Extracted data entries
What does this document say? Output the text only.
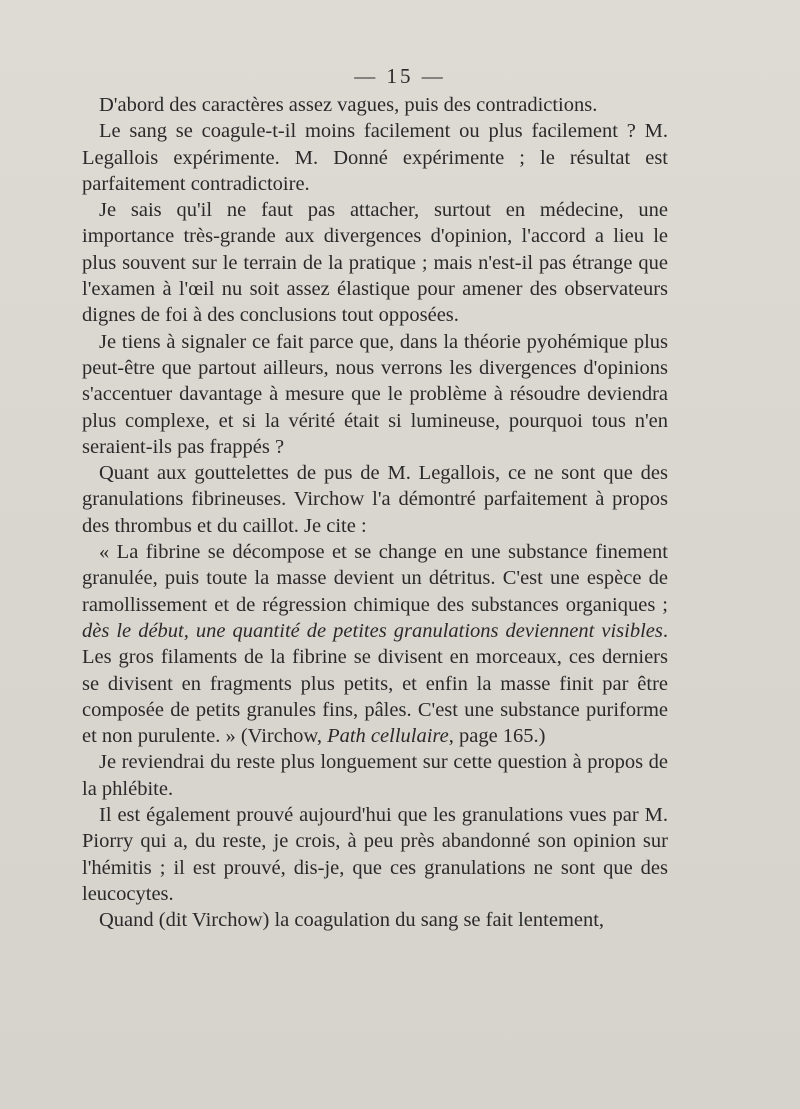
— 15 —

D'abord des caractères assez vagues, puis des contradictions.

Le sang se coagule-t-il moins facilement ou plus facilement ? M. Legallois expérimente. M. Donné expérimente ; le résultat est parfaitement contradictoire.

Je sais qu'il ne faut pas attacher, surtout en médecine, une importance très-grande aux divergences d'opinion, l'accord a lieu le plus souvent sur le terrain de la pratique ; mais n'est-il pas étrange que l'examen à l'œil nu soit assez élastique pour amener des observateurs dignes de foi à des conclusions tout opposées.

Je tiens à signaler ce fait parce que, dans la théorie pyohémique plus peut-être que partout ailleurs, nous verrons les divergences d'opinions s'accentuer davantage à mesure que le problème à résoudre deviendra plus complexe, et si la vérité était si lumineuse, pourquoi tous n'en seraient-ils pas frappés ?

Quant aux gouttelettes de pus de M. Legallois, ce ne sont que des granulations fibrineuses. Virchow l'a démontré parfaitement à propos des thrombus et du caillot. Je cite :

« La fibrine se décompose et se change en une substance finement granulée, puis toute la masse devient un détritus. C'est une espèce de ramollissement et de régression chimique des substances organiques ; dès le début, une quantité de petites granulations deviennent visibles. Les gros filaments de la fibrine se divisent en morceaux, ces derniers se divisent en fragments plus petits, et enfin la masse finit par être composée de petits granules fins, pâles. C'est une substance puriforme et non purulente. » (Virchow, Path cellulaire, page 165.)

Je reviendrai du reste plus longuement sur cette question à propos de la phlébite.

Il est également prouvé aujourd'hui que les granulations vues par M. Piorry qui a, du reste, je crois, à peu près abandonné son opinion sur l'hémitis ; il est prouvé, dis-je, que ces granulations ne sont que des leucocytes.

Quand (dit Virchow) la coagulation du sang se fait lentement,
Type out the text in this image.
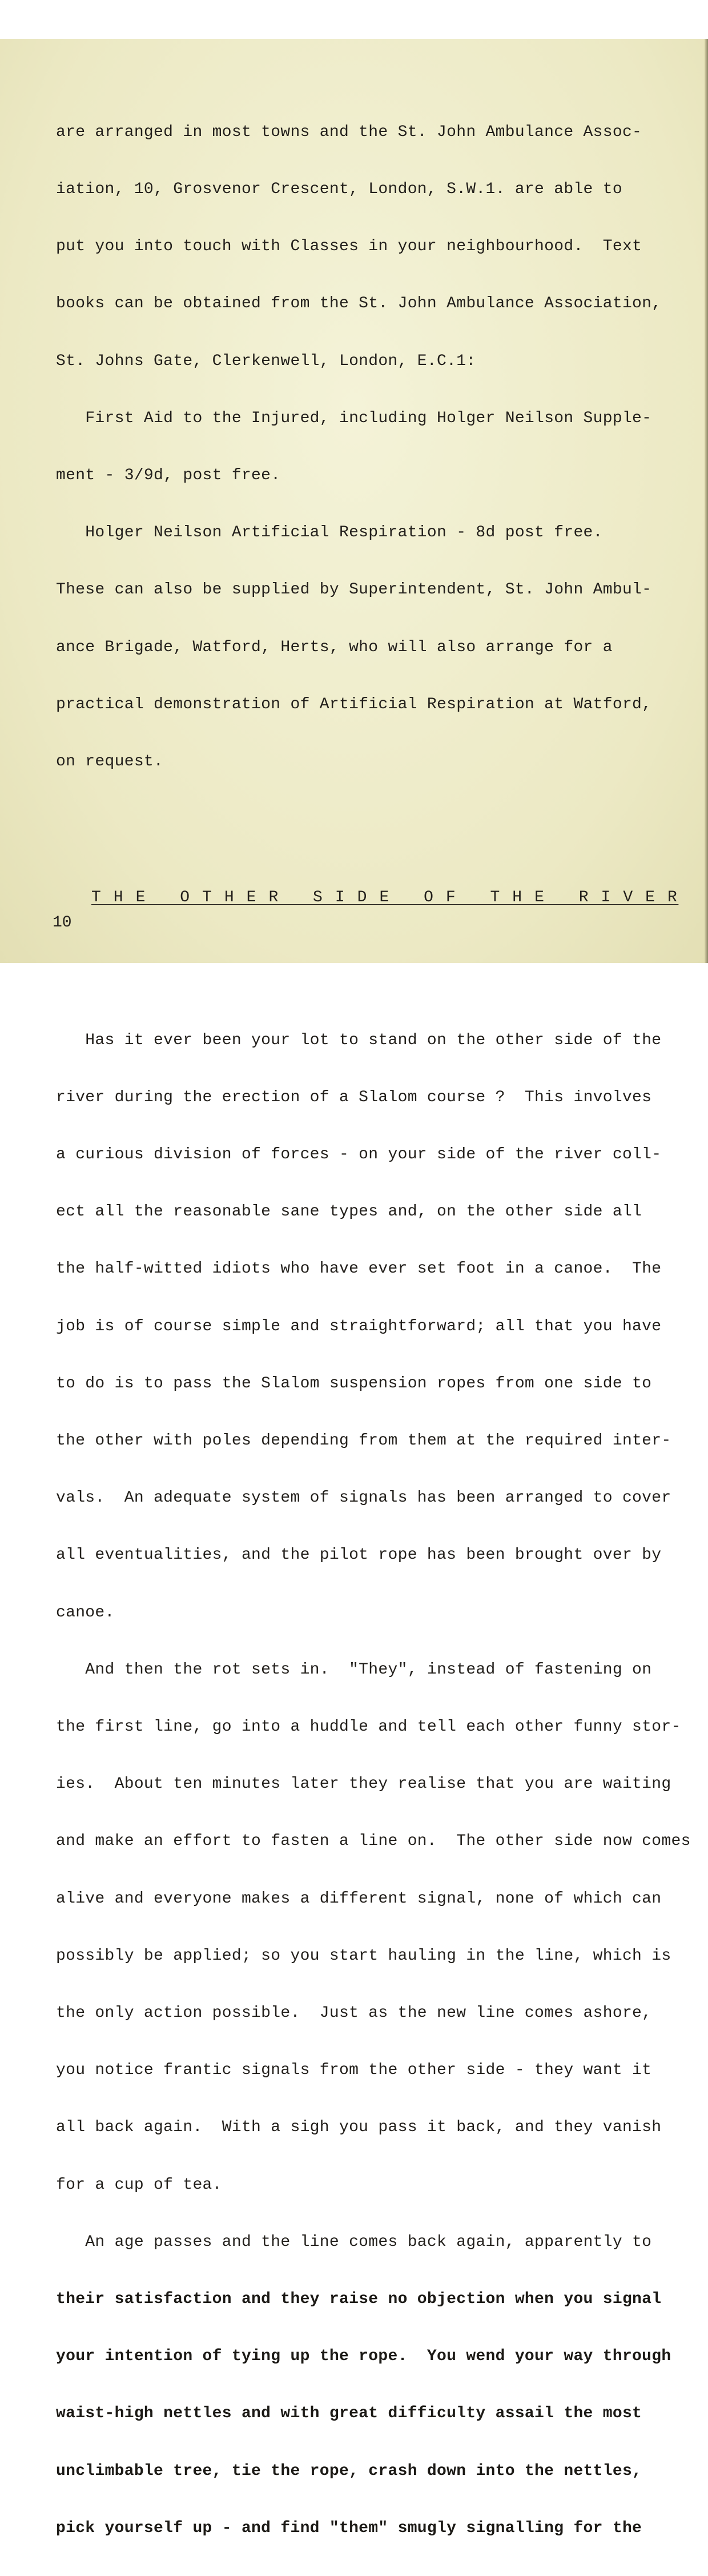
are arranged in most towns and the St. John Ambulance Assoc-

iation, 10, Grosvenor Crescent, London, S.W.1. are able to

put you into touch with Classes in your neighbourhood.  Text

books can be obtained from the St. John Ambulance Association,

St. Johns Gate, Clerkenwell, London, E.C.1:

First Aid to the Injured, including Holger Neilson Supple-

ment - 3/9d, post free.

Holger Neilson Artificial Respiration - 8d post free.

These can also be supplied by Superintendent, St. John Ambul-

ance Brigade, Watford, Herts, who will also arrange for a

practical demonstration of Artificial Respiration at Watford,

on request.

T H E   O T H E R   S I D E   O F   T H E   R I V E R

Has it ever been your lot to stand on the other side of the

river during the erection of a Slalom course ?  This involves

a curious division of forces - on your side of the river coll-

ect all the reasonable sane types and, on the other side all

the half-witted idiots who have ever set foot in a canoe.  The

job is of course simple and straightforward; all that you have

to do is to pass the Slalom suspension ropes from one side to

the other with poles depending from them at the required inter-

vals.  An adequate system of signals has been arranged to cover

all eventualities, and the pilot rope has been brought over by

canoe.

And then the rot sets in.  "They", instead of fastening on

the first line, go into a huddle and tell each other funny stor-

ies.  About ten minutes later they realise that you are waiting

and make an effort to fasten a line on.  The other side now comes

alive and everyone makes a different signal, none of which can

possibly be applied; so you start hauling in the line, which is

the only action possible.  Just as the new line comes ashore,

you notice frantic signals from the other side - they want it

all back again.  With a sigh you pass it back, and they vanish

for a cup of tea.

An age passes and the line comes back again, apparently to

their satisfaction and they raise no objection when you signal

your intention of tying up the rope.  You wend your way through

waist-high nettles and with great difficulty assail the most

unclimbable tree, tie the rope, crash down into the nettles,

pick yourself up - and find "them" smugly signalling for the

10
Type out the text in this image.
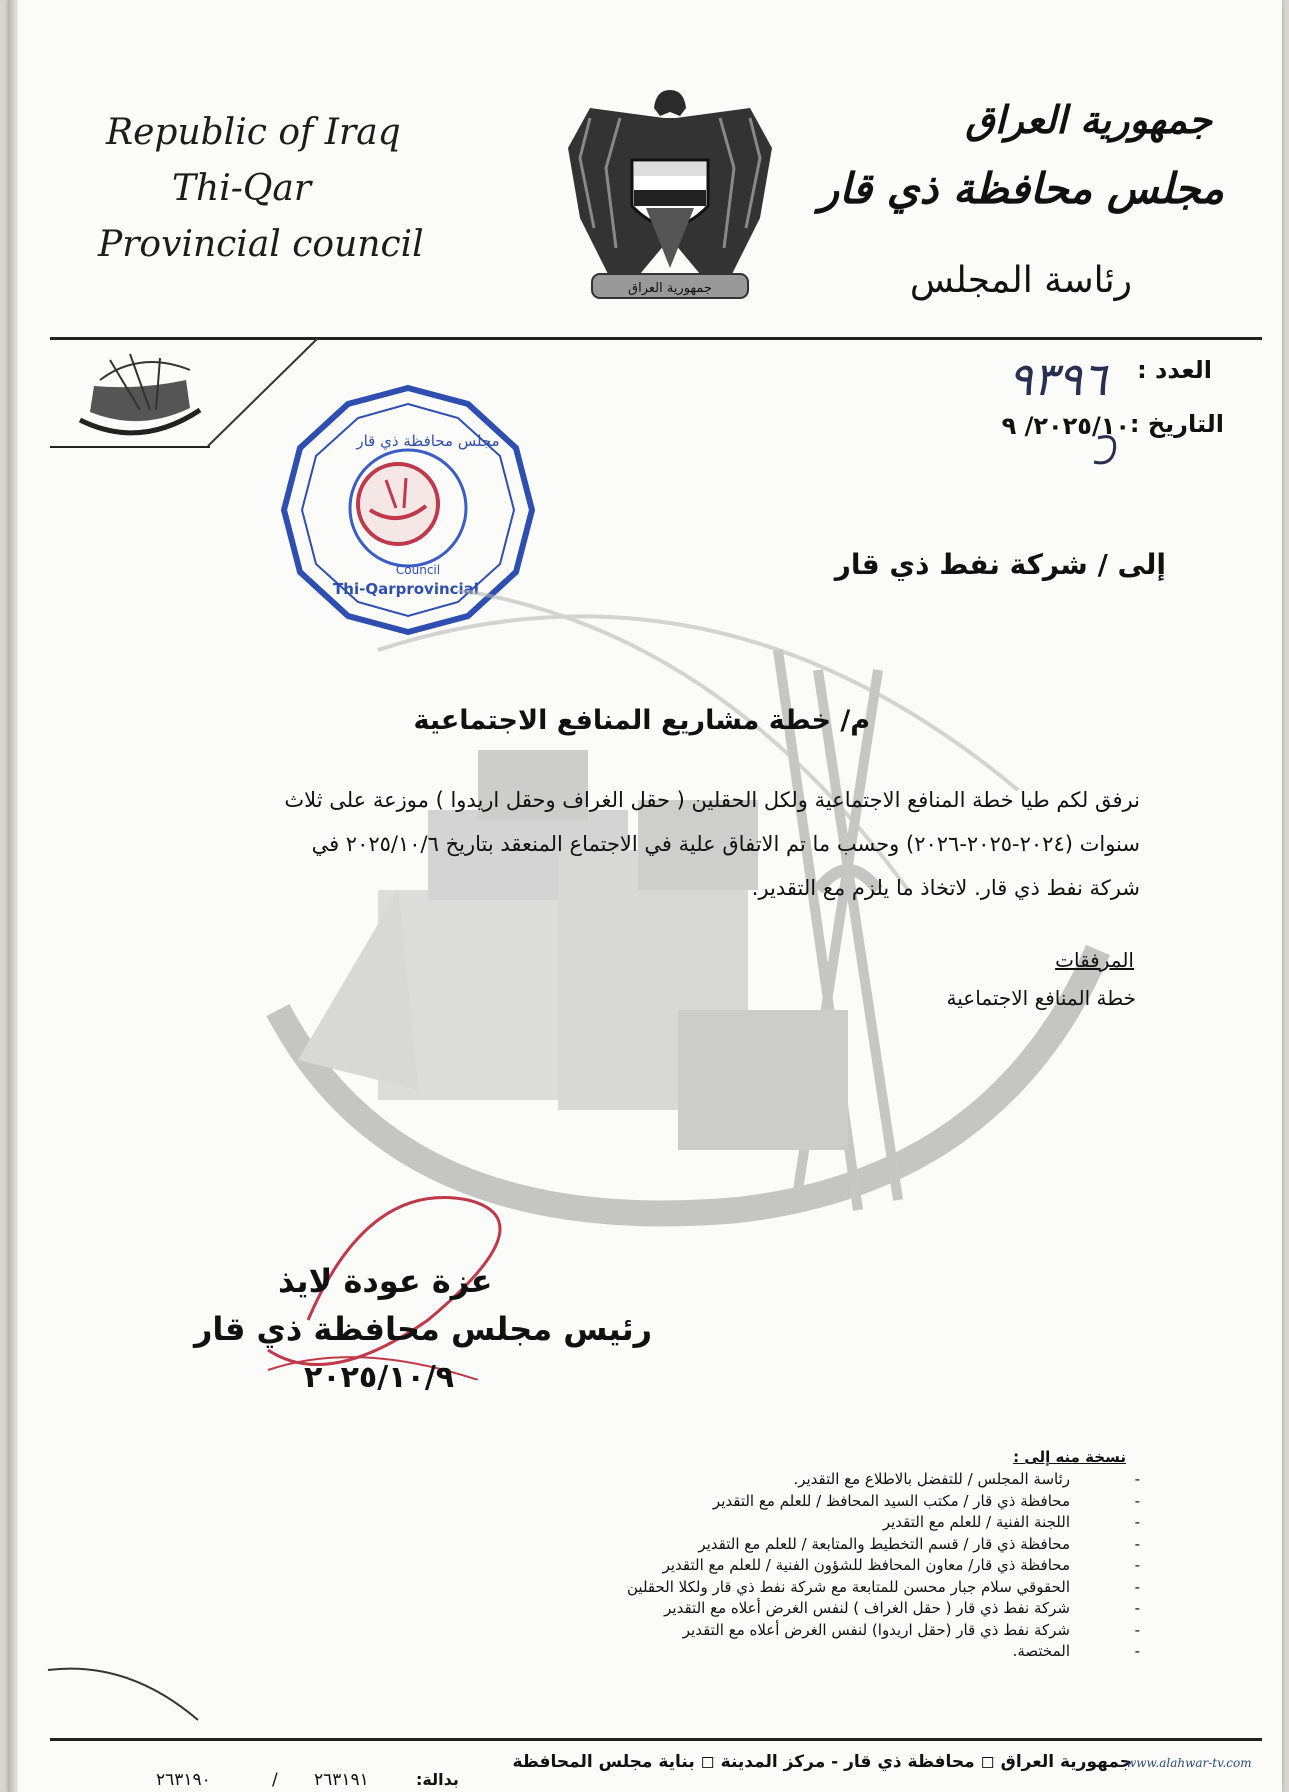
Republic of Iraq
Thi-Qar
Provincial council
جمهورية العراق
جمهورية العراق
مجلس محافظة ذي قار
رئاسة المجلس
العدد :
٩٣٩٦
التاريخ :
٢٠٢٥/١٠/ ٩
مجلس محافظة ذي قار
Council
Thi-Qarprovincial
إلى / شركة نفط ذي قار
م/ خطة مشاريع المنافع الاجتماعية
نرفق لكم طيا خطة المنافع الاجتماعية ولكل الحقلين ( حقل الغراف وحقل اريدوا ) موزعة على ثلاث
سنوات (٢٠٢٤-٢٠٢٥-٢٠٢٦) وحسب ما تم الاتفاق علية في الاجتماع المنعقد بتاريخ ٢٠٢٥/١٠/٦ في
شركة نفط ذي قار. لاتخاذ ما يلزم مع التقدير.
المرفقات
خطة المنافع الاجتماعية
عزة عودة لايذ
رئيس مجلس محافظة ذي قار
٢٠٢٥/١٠/٩
نسخة منه إلى :
رئاسة المجلس / للتفضل بالاطلاع مع التقدير. -
محافظة ذي قار / مكتب السيد المحافظ / للعلم مع التقدير -
اللجنة الفنية / للعلم مع التقدير -
محافظة ذي قار / قسم التخطيط والمتابعة / للعلم مع التقدير -
محافظة ذي قار/ معاون المحافظ للشؤون الفنية / للعلم مع التقدير -
الحقوقي سلام جبار محسن للمتابعة مع شركة نفط ذي قار ولكلا الحقلين -
شركة نفط ذي قار ( حقل الغراف ) لنفس الغرض أعلاه مع التقدير -
شركة نفط ذي قار (حقل اريدوا) لنفس الغرض أعلاه مع التقدير -
المختصة. -
جمهورية العراق ◻ محافظة ذي قار - مركز المدينة ◻ بناية مجلس المحافظة
بدالة:
٢٦٣١٩١
/
٢٦٣١٩٠
www.alahwar-tv.com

JOB> State how many lines above contain the string "Legallois", with no other words.

FINAL RESULT> 2